─── MATERIAL TO PROCESS ───

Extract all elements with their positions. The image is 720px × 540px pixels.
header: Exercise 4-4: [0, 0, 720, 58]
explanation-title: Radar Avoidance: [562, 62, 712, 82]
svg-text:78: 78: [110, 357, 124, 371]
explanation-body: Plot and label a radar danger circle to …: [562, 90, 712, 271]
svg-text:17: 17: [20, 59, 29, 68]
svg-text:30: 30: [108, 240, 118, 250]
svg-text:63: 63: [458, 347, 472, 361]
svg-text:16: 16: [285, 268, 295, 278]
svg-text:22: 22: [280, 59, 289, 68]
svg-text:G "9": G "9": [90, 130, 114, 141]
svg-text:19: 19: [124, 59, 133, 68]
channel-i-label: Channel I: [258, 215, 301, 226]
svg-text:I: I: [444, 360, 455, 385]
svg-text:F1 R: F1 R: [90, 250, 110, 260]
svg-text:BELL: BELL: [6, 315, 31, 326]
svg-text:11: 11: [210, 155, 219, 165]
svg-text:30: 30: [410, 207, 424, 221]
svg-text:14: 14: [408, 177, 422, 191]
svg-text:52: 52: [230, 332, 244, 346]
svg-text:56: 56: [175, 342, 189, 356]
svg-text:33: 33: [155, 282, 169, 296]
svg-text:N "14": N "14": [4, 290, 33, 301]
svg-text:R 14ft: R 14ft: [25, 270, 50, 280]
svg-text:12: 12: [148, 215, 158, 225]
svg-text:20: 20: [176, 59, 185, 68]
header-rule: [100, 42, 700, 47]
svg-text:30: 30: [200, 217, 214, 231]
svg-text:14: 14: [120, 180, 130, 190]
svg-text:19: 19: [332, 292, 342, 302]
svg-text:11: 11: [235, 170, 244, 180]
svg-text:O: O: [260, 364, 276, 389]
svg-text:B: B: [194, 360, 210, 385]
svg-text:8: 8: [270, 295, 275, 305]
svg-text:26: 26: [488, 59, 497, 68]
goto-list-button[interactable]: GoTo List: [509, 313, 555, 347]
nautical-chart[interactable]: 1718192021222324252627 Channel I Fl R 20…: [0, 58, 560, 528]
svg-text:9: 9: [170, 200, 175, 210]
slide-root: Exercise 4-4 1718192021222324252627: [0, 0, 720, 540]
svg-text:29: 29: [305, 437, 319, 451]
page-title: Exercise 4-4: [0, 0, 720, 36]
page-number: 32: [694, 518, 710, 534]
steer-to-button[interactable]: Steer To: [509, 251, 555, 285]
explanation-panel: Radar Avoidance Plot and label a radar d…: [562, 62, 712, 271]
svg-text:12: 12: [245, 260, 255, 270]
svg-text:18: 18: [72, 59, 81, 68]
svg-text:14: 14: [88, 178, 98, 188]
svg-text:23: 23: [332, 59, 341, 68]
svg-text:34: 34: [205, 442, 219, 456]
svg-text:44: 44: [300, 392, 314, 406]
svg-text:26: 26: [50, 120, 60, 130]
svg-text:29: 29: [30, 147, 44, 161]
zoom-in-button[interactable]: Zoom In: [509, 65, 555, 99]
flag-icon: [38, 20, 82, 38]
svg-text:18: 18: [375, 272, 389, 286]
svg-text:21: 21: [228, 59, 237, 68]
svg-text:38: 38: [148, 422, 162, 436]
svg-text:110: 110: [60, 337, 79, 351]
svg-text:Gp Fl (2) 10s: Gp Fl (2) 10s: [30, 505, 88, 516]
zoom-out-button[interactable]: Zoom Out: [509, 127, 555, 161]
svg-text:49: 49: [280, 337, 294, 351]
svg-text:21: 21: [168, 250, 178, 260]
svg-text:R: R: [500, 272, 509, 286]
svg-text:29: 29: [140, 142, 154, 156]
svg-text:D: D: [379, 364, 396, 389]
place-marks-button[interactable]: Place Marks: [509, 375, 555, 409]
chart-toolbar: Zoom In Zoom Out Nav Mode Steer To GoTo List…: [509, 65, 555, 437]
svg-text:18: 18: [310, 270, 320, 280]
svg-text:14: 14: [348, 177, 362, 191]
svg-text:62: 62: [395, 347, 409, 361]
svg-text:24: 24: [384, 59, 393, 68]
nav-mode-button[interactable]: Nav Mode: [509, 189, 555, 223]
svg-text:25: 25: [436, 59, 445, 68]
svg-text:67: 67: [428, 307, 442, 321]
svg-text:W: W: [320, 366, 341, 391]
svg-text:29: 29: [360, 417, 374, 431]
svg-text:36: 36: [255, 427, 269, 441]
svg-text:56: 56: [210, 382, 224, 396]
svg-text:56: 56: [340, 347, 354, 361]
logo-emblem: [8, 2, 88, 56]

───

**WORK INSTRUCTIONS:** Reproduce every line of the records above word for word, in the same order.

**COMPLETE RESPONSE:**
Extract all elements with their positions. The image is 720px × 540px pixels.
header: Exercise 4-4: [0, 0, 720, 58]
explanation-title: Radar Avoidance: [562, 62, 712, 82]
svg-text:78: 78: [110, 357, 124, 371]
explanation-body: Plot and label a radar danger circle to …: [562, 90, 712, 271]
svg-text:17: 17: [20, 59, 29, 68]
svg-text:30: 30: [108, 240, 118, 250]
svg-text:63: 63: [458, 347, 472, 361]
svg-text:16: 16: [285, 268, 295, 278]
svg-text:22: 22: [280, 59, 289, 68]
svg-text:G "9": G "9": [90, 130, 114, 141]
svg-text:19: 19: [124, 59, 133, 68]
channel-i-label: Channel I: [258, 215, 301, 226]
svg-text:I: I: [444, 360, 455, 385]
svg-text:F1 R: F1 R: [90, 250, 110, 260]
svg-text:BELL: BELL: [6, 315, 31, 326]
svg-text:11: 11: [210, 155, 219, 165]
svg-text:30: 30: [410, 207, 424, 221]
svg-text:14: 14: [408, 177, 422, 191]
svg-text:52: 52: [230, 332, 244, 346]
svg-text:56: 56: [175, 342, 189, 356]
svg-text:33: 33: [155, 282, 169, 296]
svg-text:N "14": N "14": [4, 290, 33, 301]
svg-text:R 14ft: R 14ft: [25, 270, 50, 280]
svg-text:12: 12: [148, 215, 158, 225]
svg-text:20: 20: [176, 59, 185, 68]
header-rule: [100, 42, 700, 47]
svg-text:30: 30: [200, 217, 214, 231]
svg-text:14: 14: [120, 180, 130, 190]
svg-text:19: 19: [332, 292, 342, 302]
svg-text:11: 11: [235, 170, 244, 180]
svg-text:O: O: [260, 364, 276, 389]
svg-text:B: B: [194, 360, 210, 385]
svg-text:8: 8: [270, 295, 275, 305]
svg-text:26: 26: [488, 59, 497, 68]
goto-list-button[interactable]: GoTo List: [509, 313, 555, 347]
nautical-chart[interactable]: 1718192021222324252627 Channel I Fl R 20…: [0, 58, 560, 528]
svg-text:9: 9: [170, 200, 175, 210]
slide-root: Exercise 4-4 1718192021222324252627: [0, 0, 720, 540]
svg-text:29: 29: [305, 437, 319, 451]
page-title: Exercise 4-4: [0, 0, 720, 36]
page-number: 32: [694, 518, 710, 534]
steer-to-button[interactable]: Steer To: [509, 251, 555, 285]
explanation-panel: Radar Avoidance Plot and label a radar d…: [562, 62, 712, 271]
svg-text:12: 12: [245, 260, 255, 270]
svg-text:18: 18: [72, 59, 81, 68]
svg-text:14: 14: [88, 178, 98, 188]
svg-text:23: 23: [332, 59, 341, 68]
svg-text:34: 34: [205, 442, 219, 456]
svg-text:44: 44: [300, 392, 314, 406]
svg-text:26: 26: [50, 120, 60, 130]
svg-text:29: 29: [30, 147, 44, 161]
zoom-in-button[interactable]: Zoom In: [509, 65, 555, 99]
flag-icon: [38, 20, 82, 38]
svg-text:18: 18: [375, 272, 389, 286]
svg-text:21: 21: [228, 59, 237, 68]
svg-text:38: 38: [148, 422, 162, 436]
svg-text:110: 110: [60, 337, 79, 351]
svg-text:Gp Fl (2) 10s: Gp Fl (2) 10s: [30, 505, 88, 516]
zoom-out-button[interactable]: Zoom Out: [509, 127, 555, 161]
svg-text:49: 49: [280, 337, 294, 351]
svg-text:21: 21: [168, 250, 178, 260]
svg-text:R: R: [500, 272, 509, 286]
svg-text:29: 29: [140, 142, 154, 156]
svg-text:D: D: [379, 364, 396, 389]
place-marks-button[interactable]: Place Marks: [509, 375, 555, 409]
chart-toolbar: Zoom In Zoom Out Nav Mode Steer To GoTo List…: [509, 65, 555, 437]
svg-text:18: 18: [310, 270, 320, 280]
svg-text:14: 14: [348, 177, 362, 191]
svg-text:62: 62: [395, 347, 409, 361]
svg-text:24: 24: [384, 59, 393, 68]
nav-mode-button[interactable]: Nav Mode: [509, 189, 555, 223]
svg-text:25: 25: [436, 59, 445, 68]
svg-text:67: 67: [428, 307, 442, 321]
svg-text:W: W: [320, 366, 341, 391]
svg-text:29: 29: [360, 417, 374, 431]
svg-text:36: 36: [255, 427, 269, 441]
svg-text:56: 56: [210, 382, 224, 396]
svg-text:56: 56: [340, 347, 354, 361]
logo-emblem: [8, 2, 88, 56]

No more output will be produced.